Document extract:
........

BCC.20.004 – Crisis of Multilateral Order, De-Globalisation and Regionalism in the Global South

Route: Between conflict and cooperation

Cluster question: 044 Can globalisation and development be reinvented in a way that, in time, will mitigate differences in prosperity between world regions?

Multilateralism as we have known it since the end of the Second World War is in crisis. The disengagement of the United States as well as the geopolitical rise of China are signs that the rule-based order of the western-led international system is in decline. Likewise, there are strong indications that a wave of de-globalisation has set in. Recent commentaries on the crisis of multilateralism and the trend of de-globalisation pay very little to no attention to the role of the global South.
Regional and inter-regional cooperation has become increasingly important politically and economically in Africa, Latin America and Asia. Regional frameworks are currently addressing economic cooperation, national and international conflict, climate change risk and health issues. Increasingly, observers note the interlinkages among the various issues.

........

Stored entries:
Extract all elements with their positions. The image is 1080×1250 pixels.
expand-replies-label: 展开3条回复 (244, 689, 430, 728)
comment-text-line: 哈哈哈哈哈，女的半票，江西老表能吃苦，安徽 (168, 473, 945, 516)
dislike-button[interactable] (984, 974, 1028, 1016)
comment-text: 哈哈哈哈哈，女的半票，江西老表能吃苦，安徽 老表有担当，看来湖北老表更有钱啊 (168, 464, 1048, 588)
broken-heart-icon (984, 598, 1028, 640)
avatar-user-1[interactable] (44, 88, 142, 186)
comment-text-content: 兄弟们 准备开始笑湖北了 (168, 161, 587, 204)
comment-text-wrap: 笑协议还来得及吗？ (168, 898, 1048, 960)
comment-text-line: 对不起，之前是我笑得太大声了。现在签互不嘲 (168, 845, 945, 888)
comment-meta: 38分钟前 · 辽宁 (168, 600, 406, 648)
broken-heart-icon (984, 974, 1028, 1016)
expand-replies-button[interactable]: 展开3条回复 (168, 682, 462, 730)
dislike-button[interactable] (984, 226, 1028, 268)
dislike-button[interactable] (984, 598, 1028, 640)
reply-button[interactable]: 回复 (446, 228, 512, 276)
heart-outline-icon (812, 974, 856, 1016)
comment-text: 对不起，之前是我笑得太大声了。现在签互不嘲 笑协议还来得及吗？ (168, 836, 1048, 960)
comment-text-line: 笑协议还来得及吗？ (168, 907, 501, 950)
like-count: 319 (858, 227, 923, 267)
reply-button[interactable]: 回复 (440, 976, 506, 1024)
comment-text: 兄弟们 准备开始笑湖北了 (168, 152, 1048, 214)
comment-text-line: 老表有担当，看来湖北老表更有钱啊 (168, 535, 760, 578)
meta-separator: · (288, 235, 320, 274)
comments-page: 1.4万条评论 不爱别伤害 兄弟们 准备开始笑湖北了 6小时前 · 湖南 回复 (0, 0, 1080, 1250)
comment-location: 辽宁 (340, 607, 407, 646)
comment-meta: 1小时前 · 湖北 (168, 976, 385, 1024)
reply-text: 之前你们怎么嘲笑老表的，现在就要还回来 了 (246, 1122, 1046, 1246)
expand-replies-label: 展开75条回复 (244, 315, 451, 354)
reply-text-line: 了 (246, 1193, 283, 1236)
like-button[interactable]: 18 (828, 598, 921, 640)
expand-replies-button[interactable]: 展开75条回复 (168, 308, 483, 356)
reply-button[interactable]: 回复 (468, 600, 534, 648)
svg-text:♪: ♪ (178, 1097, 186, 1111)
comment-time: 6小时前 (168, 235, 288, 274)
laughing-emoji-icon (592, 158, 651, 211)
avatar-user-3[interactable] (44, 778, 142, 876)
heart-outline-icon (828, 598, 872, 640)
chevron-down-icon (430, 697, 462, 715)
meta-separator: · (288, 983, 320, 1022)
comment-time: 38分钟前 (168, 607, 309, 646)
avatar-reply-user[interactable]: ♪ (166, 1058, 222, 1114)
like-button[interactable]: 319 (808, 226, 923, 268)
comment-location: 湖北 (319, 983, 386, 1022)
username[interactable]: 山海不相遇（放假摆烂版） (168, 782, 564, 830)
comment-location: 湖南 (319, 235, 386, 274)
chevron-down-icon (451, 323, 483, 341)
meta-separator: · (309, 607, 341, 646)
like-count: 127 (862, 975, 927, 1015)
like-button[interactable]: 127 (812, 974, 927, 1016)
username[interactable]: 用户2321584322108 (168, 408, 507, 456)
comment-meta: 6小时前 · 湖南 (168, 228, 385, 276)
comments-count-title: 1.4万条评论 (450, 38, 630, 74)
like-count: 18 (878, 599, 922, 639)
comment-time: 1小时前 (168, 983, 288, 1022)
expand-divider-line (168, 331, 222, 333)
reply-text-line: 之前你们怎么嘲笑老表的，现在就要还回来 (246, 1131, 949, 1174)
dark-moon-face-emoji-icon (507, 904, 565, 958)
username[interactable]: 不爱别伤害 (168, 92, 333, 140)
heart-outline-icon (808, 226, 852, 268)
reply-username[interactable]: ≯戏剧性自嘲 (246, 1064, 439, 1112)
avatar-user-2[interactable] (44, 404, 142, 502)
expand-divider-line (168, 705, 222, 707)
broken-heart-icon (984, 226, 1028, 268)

........

Given problem A: Repeat the passage of the research description on multilateral order and regionalism from "Route: Between conflict" up to and including "the global South.", word for word.
Given problem B: According to the research description on multilateral order and regionalism, which two developments are taken as signs that the western-led rule-based order is in decline?
Given problem C: Take the research description on multilateral order and regionalism further, starting after its final sentence.

Exercise answer A:
Route: Between conflict and cooperation

Cluster question: 044 Can globalisation and development be reinvented in a way that, in time, will mitigate differences in prosperity between world regions?

Multilateralism as we have known it since the end of the Second World War is in crisis. The disengagement of the United States as well as the geopolitical rise of China are signs that the rule-based order of the western-led international system is in decline. Likewise, there are strong indications that a wave of de-globalisation has set in. Recent commentaries on the crisis of multilateralism and the trend of de-globalisation pay very little to no attention to the role of the global South.

Exercise answer B: The disengagement of the United States and the geopolitical rise of China.

Exercise answer C:
Since regional patterns of cooperation are important shapers of welfare creation in the global South, research on the future of globalisation and development requires collaboration across various participants in the knowledge chain, such as academic researchers, NGOs, think tanks and policy advisors. A multidisciplinary approach is called for in order to grasp the dynamics and interlinkages across different issue areas.
The research project may explore several possible issues. These lead, first, to more general academic questions, such as: how is regionalism in the global South impacted by the relative weakening of global multilateral institutions; and what opportunities or problems does de-globalisation present for regional cooperation in the global South? Next are more policy-oriented questions such as: how could transnational civil society contribute to initiatives that counterbalance overly state-dominated regional governance arrangements in the global South; and how could inter-regional cooperation involving the EU strengthen regional capacities to deal with the interaction between climate and health problems or the conflict potential of economic inequalities?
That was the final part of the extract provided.